Directions -
Select lines where the word "remember" appears.

Rows -
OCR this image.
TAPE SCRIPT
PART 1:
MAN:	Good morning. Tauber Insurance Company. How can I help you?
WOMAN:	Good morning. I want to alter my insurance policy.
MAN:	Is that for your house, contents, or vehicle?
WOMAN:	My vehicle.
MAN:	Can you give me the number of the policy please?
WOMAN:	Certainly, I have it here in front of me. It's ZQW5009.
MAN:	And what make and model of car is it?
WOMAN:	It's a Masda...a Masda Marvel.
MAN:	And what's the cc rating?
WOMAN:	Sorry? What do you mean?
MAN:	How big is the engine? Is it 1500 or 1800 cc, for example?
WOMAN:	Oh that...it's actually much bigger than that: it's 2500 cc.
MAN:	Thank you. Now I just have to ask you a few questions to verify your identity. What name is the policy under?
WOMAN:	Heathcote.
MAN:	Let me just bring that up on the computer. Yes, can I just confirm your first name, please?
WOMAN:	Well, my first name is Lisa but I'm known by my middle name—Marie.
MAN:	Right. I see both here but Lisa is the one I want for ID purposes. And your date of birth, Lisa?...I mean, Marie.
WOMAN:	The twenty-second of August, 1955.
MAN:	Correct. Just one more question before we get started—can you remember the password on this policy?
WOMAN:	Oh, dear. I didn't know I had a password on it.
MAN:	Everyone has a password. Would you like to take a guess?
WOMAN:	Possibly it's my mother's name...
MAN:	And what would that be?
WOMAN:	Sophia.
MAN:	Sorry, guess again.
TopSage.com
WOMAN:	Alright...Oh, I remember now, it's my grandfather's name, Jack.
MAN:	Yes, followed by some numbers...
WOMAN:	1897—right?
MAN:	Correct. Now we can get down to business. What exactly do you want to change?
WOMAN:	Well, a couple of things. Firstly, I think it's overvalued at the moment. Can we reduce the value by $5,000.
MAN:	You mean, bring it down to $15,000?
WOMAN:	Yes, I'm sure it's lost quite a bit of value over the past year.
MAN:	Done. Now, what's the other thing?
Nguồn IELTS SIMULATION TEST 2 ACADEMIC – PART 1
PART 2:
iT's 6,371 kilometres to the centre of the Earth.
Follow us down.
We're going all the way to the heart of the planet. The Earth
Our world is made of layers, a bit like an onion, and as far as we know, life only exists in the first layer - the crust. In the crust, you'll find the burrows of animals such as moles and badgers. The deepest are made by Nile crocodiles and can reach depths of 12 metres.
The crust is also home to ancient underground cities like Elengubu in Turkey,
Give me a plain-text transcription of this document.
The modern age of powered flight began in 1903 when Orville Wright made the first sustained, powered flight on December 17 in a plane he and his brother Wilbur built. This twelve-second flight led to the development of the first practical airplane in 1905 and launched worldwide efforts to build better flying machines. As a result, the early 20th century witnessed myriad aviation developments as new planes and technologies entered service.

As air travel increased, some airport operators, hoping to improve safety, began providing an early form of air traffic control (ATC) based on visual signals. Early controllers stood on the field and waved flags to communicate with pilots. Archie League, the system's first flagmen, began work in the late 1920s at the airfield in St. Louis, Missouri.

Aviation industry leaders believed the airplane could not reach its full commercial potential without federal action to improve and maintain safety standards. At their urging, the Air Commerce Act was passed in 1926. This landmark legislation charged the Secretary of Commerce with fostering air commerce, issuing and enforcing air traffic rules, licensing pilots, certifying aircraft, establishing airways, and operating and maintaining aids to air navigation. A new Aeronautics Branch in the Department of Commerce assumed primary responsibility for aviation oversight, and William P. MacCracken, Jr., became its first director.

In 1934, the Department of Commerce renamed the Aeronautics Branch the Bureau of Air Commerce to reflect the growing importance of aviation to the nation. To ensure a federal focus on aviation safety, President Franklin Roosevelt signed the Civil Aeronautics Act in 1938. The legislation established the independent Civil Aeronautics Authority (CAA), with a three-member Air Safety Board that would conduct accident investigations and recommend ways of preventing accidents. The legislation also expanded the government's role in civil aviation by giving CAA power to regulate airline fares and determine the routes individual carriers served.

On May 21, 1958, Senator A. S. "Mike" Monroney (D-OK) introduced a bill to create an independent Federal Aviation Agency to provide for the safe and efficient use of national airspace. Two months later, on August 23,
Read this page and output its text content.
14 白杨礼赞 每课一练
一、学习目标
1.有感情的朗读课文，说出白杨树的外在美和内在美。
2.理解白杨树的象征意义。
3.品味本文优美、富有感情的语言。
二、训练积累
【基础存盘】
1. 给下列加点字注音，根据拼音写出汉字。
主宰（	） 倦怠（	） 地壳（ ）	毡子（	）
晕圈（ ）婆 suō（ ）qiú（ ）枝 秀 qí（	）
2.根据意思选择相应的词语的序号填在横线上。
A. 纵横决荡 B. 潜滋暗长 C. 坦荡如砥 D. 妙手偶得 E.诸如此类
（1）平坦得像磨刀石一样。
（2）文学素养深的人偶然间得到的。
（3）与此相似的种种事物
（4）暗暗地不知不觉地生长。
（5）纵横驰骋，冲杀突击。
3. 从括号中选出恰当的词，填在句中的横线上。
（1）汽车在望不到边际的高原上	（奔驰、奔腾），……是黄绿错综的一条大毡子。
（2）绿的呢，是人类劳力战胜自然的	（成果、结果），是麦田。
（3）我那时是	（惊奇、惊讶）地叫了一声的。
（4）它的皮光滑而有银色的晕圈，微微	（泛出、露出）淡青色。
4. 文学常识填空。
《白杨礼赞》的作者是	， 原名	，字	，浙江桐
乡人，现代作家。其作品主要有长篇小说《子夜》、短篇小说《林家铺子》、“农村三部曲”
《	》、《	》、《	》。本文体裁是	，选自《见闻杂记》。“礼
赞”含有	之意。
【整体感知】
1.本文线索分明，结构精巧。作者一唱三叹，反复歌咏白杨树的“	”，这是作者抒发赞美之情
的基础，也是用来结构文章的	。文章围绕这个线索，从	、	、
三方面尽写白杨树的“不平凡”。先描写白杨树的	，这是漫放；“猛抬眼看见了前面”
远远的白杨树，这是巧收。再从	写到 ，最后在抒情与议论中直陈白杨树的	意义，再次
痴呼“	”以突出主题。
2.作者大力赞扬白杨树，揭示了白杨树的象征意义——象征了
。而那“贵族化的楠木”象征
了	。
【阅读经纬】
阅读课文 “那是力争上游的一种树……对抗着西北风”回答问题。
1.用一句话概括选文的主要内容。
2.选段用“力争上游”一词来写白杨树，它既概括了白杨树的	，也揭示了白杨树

Answer in full -
MAN:	Correct. Just one more question before we get started—can you remember the password on this policy?
WOMAN:	Alright...Oh, I remember now, it's my grandfather's name, Jack.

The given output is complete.